[What needs to be done]: Copy out all of the data exactly as it appears.

___ Data for the task

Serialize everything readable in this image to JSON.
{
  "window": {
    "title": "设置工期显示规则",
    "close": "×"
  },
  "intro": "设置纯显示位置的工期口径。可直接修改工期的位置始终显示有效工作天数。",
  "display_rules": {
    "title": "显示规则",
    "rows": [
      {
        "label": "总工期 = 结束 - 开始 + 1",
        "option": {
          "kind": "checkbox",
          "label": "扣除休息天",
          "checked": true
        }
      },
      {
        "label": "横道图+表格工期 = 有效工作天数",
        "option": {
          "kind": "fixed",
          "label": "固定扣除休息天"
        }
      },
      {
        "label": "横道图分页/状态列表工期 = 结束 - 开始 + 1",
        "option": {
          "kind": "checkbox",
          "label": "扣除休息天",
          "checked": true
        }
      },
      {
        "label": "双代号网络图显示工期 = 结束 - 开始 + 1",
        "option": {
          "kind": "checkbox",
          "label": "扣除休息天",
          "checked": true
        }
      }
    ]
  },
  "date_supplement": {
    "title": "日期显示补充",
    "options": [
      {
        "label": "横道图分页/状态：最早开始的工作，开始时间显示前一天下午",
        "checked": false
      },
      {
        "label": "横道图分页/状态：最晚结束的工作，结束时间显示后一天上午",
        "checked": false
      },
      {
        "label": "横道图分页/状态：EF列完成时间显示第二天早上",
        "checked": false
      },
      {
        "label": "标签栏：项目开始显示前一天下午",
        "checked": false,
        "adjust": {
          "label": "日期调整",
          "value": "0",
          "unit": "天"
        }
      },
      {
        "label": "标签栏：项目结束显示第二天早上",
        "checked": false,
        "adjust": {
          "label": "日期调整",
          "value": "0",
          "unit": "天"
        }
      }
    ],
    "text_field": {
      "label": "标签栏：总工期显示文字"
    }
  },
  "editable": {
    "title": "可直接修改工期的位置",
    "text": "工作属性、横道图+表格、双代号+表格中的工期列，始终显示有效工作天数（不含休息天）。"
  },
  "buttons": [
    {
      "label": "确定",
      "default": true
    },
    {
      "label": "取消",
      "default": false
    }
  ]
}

______

[Completed task]:
Serialize everything readable in this image to JSON.
{
  "window": {
    "title": "设置工期显示规则",
    "close": "×"
  },
  "intro": "设置纯显示位置的工期口径。可直接修改工期的位置始终显示有效工作天数。",
  "display_rules": {
    "title": "显示规则",
    "rows": [
      {
        "label": "总工期 = 结束 - 开始 + 1",
        "option": {
          "kind": "checkbox",
          "label": "扣除休息天",
          "checked": true
        }
      },
      {
        "label": "横道图+表格工期 = 有效工作天数",
        "option": {
          "kind": "fixed",
          "label": "固定扣除休息天"
        }
      },
      {
        "label": "横道图分页/状态列表工期 = 结束 - 开始 + 1",
        "option": {
          "kind": "checkbox",
          "label": "扣除休息天",
          "checked": true
        }
      },
      {
        "label": "双代号网络图显示工期 = 结束 - 开始 + 1",
        "option": {
          "kind": "checkbox",
          "label": "扣除休息天",
          "checked": true
        }
      }
    ]
  },
  "date_supplement": {
    "title": "日期显示补充",
    "options": [
      {
        "label": "横道图分页/状态：最早开始的工作，开始时间显示前一天下午",
        "checked": false
      },
      {
        "label": "横道图分页/状态：最晚结束的工作，结束时间显示后一天上午",
        "checked": false
      },
      {
        "label": "横道图分页/状态：EF列完成时间显示第二天早上",
        "checked": false
      },
      {
        "label": "标签栏：项目开始显示前一天下午",
        "checked": false,
        "adjust": {
          "label": "日期调整",
          "value": "0",
          "unit": "天"
        }
      },
      {
        "label": "标签栏：项目结束显示第二天早上",
        "checked": false,
        "adjust": {
          "label": "日期调整",
          "value": "0",
          "unit": "天"
        }
      }
    ],
    "text_field": {
      "label": "标签栏：总工期显示文字"
    }
  },
  "editable": {
    "title": "可直接修改工期的位置",
    "text": "工作属性、横道图+表格、双代号+表格中的工期列，始终显示有效工作天数（不含休息天）。"
  },
  "buttons": [
    {
      "label": "确定",
      "default": true
    },
    {
      "label": "取消",
      "default": false
    }
  ]
}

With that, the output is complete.